Exercise:
Work through the following lines and count those that hold the word "services". Reply with that number only.
-- Stored data start --
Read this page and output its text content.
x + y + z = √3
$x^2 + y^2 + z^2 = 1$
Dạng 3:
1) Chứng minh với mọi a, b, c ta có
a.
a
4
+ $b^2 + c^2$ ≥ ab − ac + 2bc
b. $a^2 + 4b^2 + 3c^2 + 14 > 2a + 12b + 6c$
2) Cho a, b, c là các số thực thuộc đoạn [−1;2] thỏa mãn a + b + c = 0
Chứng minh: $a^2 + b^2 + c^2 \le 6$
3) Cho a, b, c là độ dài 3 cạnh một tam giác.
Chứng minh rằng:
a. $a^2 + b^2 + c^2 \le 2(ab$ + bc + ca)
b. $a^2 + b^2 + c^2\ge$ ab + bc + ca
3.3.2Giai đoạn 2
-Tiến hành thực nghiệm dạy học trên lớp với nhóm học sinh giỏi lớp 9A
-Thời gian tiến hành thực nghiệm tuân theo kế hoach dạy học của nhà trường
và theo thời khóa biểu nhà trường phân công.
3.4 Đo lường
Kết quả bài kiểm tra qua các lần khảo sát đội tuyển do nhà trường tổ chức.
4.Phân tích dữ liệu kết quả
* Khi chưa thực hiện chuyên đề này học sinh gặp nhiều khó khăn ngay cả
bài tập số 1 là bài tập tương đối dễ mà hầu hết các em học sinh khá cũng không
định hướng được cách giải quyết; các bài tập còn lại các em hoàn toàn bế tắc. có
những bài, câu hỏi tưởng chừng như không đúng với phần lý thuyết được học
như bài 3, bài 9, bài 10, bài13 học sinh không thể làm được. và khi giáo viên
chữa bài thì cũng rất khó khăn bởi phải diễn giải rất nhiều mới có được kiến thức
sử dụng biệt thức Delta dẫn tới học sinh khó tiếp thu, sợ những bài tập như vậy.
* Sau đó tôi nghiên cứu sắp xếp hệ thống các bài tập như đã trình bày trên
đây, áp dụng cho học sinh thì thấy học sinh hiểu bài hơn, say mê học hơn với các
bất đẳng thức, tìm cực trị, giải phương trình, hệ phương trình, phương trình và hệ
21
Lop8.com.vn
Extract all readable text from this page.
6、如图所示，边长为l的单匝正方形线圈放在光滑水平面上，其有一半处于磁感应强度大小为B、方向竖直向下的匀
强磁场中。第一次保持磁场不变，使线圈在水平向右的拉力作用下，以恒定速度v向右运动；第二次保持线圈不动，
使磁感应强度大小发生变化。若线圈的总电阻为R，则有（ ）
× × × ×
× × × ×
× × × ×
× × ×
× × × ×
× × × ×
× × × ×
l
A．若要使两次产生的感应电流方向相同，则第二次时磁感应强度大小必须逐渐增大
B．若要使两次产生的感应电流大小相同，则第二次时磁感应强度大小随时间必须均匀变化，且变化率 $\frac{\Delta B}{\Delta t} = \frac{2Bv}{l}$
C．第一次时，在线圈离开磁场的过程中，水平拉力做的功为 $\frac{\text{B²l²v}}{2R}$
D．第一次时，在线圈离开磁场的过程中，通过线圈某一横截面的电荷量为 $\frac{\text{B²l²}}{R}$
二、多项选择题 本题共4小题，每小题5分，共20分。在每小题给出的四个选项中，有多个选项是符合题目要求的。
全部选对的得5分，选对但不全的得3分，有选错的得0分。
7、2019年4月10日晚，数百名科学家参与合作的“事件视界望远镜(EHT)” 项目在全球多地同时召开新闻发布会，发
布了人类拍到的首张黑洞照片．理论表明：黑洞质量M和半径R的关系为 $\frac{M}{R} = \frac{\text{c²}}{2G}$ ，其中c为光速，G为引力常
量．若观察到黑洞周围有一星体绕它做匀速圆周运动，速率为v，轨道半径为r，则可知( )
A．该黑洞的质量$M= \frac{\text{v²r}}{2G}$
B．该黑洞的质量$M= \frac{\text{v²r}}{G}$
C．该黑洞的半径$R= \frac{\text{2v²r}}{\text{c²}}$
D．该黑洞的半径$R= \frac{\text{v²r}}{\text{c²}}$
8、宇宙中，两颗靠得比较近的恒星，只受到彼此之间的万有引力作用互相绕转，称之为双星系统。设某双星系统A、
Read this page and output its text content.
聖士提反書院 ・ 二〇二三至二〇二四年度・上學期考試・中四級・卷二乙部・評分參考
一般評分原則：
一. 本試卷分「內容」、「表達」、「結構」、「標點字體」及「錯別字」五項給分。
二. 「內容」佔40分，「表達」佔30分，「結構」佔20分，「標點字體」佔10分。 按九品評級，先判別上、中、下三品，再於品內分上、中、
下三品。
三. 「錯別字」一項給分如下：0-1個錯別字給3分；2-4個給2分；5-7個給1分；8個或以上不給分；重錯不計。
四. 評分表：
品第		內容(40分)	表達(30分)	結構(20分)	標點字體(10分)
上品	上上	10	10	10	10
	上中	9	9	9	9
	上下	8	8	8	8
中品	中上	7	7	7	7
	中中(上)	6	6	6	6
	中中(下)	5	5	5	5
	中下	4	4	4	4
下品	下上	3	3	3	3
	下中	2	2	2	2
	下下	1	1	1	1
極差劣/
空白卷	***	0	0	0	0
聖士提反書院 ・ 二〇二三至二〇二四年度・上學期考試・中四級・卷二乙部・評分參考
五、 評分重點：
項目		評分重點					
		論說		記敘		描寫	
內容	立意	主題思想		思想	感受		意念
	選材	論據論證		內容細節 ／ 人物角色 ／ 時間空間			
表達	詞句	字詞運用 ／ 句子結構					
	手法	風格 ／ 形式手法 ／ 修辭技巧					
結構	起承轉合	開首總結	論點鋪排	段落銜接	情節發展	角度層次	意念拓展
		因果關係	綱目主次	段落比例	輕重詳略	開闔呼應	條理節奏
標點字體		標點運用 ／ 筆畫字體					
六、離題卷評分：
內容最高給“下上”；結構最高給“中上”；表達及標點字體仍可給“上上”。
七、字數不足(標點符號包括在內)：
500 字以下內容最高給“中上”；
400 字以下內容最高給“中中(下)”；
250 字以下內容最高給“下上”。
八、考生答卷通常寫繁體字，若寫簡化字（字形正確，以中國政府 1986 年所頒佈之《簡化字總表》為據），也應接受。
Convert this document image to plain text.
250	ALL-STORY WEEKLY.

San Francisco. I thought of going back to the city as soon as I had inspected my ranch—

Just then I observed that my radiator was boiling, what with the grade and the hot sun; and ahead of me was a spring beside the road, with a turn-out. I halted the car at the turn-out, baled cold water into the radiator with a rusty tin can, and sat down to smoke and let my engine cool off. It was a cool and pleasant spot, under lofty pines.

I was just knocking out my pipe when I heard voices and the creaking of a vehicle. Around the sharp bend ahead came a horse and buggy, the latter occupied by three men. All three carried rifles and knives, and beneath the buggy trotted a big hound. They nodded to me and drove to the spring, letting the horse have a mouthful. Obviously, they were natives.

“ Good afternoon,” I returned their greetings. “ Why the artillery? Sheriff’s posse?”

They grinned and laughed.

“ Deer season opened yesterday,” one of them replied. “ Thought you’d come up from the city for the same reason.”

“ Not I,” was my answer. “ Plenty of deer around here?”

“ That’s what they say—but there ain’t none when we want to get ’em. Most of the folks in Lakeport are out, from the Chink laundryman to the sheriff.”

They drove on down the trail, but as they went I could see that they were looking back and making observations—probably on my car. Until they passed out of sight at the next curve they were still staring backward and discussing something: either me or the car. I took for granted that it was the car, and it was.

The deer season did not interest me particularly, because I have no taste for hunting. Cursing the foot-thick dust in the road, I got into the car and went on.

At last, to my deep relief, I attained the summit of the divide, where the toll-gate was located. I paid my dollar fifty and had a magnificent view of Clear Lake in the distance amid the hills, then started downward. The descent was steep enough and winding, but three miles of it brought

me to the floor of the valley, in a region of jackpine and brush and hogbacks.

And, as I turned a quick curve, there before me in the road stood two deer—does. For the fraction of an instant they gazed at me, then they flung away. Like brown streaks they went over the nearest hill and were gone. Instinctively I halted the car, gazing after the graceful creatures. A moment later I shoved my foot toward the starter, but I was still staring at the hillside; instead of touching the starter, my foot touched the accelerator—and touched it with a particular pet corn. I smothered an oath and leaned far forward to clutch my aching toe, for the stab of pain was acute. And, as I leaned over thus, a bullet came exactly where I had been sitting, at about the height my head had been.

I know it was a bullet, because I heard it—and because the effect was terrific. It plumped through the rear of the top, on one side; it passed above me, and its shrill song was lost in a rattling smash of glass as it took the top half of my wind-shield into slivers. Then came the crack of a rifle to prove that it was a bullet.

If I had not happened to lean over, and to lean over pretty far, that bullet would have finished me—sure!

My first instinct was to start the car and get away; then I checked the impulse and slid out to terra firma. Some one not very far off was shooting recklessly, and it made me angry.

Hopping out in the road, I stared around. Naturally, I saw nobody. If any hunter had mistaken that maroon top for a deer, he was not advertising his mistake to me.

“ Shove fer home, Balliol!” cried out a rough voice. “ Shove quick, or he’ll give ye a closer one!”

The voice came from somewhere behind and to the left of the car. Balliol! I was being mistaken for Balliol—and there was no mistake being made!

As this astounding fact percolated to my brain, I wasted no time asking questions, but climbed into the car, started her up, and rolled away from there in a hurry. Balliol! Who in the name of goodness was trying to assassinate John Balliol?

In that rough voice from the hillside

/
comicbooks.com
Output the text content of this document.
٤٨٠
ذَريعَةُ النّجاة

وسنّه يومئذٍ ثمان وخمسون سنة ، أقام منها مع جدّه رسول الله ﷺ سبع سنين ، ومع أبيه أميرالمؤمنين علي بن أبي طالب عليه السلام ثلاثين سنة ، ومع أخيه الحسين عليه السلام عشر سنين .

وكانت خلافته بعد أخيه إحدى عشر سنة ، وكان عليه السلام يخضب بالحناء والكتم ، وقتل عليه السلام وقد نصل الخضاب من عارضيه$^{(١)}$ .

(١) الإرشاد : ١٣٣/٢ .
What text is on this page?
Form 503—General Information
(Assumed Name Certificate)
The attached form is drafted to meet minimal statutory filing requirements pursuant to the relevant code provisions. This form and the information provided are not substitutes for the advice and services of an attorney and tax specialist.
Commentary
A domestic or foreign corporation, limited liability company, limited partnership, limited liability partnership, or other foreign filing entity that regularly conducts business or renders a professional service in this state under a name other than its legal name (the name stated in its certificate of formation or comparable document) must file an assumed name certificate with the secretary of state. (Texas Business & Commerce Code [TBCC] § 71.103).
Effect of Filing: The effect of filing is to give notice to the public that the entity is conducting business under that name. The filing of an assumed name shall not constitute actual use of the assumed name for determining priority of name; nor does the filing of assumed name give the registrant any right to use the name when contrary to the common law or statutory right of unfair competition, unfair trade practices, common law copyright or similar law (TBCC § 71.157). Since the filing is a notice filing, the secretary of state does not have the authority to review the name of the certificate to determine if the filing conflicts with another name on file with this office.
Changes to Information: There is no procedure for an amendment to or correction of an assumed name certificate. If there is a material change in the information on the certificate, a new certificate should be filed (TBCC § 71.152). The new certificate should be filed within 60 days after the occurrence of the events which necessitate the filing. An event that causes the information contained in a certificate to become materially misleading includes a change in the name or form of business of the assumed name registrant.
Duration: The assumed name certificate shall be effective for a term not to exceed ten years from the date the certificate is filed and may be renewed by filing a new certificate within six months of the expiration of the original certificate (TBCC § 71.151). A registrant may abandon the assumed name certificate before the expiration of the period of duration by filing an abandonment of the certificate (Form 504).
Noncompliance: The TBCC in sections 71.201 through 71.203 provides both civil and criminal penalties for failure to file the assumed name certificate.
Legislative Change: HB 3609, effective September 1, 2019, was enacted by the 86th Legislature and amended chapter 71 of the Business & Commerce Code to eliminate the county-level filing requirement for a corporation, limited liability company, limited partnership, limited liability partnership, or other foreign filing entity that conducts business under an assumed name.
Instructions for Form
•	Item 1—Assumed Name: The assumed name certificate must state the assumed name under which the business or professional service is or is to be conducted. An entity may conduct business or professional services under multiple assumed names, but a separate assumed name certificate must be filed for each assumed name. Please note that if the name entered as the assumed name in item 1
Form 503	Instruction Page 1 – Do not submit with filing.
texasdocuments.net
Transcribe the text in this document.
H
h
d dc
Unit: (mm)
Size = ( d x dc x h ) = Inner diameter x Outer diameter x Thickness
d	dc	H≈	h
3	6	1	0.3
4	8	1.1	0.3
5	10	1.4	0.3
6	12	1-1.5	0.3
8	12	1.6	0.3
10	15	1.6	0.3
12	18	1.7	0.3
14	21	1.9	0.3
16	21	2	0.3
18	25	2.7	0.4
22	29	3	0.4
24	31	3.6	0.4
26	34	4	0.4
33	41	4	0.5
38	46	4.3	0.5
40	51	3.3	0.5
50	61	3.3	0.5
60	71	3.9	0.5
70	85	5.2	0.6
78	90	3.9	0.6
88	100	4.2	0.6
-- Stored data end --
Answer to the problem:
2